**RECORDS SHOWN**.
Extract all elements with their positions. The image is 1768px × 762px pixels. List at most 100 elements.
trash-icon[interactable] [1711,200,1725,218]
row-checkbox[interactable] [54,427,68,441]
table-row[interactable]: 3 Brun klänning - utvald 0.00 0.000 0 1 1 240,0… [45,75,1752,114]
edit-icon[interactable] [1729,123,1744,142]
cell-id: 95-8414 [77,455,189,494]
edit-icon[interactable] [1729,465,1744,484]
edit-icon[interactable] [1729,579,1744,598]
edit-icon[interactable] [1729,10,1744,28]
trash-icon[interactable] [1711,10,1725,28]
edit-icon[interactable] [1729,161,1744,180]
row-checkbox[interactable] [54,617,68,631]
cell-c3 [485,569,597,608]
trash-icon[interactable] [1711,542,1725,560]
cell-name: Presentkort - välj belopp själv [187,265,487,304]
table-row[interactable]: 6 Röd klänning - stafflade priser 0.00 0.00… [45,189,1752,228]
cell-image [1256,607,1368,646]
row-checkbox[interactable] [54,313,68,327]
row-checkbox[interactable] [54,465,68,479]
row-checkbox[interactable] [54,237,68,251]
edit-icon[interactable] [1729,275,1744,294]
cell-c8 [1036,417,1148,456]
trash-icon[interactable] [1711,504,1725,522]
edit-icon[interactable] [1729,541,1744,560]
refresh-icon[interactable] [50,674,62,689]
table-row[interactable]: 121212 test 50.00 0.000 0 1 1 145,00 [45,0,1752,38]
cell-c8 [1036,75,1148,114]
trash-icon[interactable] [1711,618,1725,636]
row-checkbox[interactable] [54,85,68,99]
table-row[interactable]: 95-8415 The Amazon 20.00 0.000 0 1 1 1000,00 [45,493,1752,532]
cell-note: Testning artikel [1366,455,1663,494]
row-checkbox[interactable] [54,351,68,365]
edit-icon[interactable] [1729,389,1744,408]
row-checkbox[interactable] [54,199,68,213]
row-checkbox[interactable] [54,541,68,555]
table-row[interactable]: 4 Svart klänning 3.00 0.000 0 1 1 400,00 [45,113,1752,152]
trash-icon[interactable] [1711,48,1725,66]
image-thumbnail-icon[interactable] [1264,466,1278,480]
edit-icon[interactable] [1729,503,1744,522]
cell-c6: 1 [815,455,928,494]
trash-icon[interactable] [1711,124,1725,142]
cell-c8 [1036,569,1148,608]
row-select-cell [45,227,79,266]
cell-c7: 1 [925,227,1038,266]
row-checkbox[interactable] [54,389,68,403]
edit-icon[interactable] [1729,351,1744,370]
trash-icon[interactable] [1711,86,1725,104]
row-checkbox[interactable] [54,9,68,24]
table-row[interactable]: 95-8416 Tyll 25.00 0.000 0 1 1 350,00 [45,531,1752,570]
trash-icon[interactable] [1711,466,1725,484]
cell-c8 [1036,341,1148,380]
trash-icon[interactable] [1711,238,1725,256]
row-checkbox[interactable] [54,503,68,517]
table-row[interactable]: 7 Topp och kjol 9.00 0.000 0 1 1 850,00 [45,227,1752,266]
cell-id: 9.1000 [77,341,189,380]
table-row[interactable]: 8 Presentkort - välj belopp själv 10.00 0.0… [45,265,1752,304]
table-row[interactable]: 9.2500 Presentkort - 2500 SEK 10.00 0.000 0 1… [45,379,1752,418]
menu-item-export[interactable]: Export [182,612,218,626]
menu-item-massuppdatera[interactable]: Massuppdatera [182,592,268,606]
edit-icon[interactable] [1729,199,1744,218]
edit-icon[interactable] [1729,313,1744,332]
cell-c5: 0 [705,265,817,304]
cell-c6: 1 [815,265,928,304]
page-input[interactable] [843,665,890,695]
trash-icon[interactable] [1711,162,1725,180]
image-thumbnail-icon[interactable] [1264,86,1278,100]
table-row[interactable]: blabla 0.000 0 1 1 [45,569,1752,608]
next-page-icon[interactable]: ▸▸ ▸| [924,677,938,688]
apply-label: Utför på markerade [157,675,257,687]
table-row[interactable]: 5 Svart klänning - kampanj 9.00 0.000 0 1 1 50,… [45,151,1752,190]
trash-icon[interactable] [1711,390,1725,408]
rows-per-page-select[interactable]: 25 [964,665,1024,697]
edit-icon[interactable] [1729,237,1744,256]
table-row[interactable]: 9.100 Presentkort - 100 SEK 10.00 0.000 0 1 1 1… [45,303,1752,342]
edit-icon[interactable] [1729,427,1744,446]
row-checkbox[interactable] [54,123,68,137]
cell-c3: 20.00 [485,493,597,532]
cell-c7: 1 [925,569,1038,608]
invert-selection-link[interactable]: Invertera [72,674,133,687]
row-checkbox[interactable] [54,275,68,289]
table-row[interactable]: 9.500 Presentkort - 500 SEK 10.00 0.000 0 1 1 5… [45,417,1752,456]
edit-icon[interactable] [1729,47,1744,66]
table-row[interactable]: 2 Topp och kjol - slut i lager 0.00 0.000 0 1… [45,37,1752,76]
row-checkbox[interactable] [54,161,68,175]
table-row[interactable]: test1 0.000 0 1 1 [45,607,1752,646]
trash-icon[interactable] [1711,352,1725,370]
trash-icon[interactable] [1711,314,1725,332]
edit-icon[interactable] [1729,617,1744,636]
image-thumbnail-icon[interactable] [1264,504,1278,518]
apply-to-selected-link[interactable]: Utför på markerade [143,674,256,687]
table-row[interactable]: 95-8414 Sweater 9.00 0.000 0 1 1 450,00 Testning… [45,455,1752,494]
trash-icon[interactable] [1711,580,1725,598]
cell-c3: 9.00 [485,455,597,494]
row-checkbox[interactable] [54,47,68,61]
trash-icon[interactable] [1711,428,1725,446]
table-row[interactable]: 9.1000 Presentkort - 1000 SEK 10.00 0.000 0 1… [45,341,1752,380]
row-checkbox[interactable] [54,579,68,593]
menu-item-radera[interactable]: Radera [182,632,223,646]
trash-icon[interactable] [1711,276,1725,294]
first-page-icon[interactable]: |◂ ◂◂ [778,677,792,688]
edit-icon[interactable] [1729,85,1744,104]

**WORK TO BE COMPLETED**. Retype the items starting at the first one and ending at the item that contains "edit-icon[interactable] [1729,541,1744,560]", matching every character.

**ANSWER FOR THE TASK**.
Extract all elements with their positions. The image is 1768px × 762px pixels. List at most 100 elements.
trash-icon[interactable] [1711,200,1725,218]
row-checkbox[interactable] [54,427,68,441]
table-row[interactable]: 3 Brun klänning - utvald 0.00 0.000 0 1 1 240,0… [45,75,1752,114]
edit-icon[interactable] [1729,123,1744,142]
cell-id: 95-8414 [77,455,189,494]
edit-icon[interactable] [1729,465,1744,484]
edit-icon[interactable] [1729,579,1744,598]
edit-icon[interactable] [1729,10,1744,28]
trash-icon[interactable] [1711,10,1725,28]
edit-icon[interactable] [1729,161,1744,180]
row-checkbox[interactable] [54,617,68,631]
cell-c3 [485,569,597,608]
trash-icon[interactable] [1711,542,1725,560]
cell-name: Presentkort - välj belopp själv [187,265,487,304]
table-row[interactable]: 6 Röd klänning - stafflade priser 0.00 0.00… [45,189,1752,228]
cell-image [1256,607,1368,646]
row-checkbox[interactable] [54,313,68,327]
row-checkbox[interactable] [54,465,68,479]
row-checkbox[interactable] [54,237,68,251]
edit-icon[interactable] [1729,275,1744,294]
cell-c8 [1036,417,1148,456]
trash-icon[interactable] [1711,504,1725,522]
edit-icon[interactable] [1729,541,1744,560]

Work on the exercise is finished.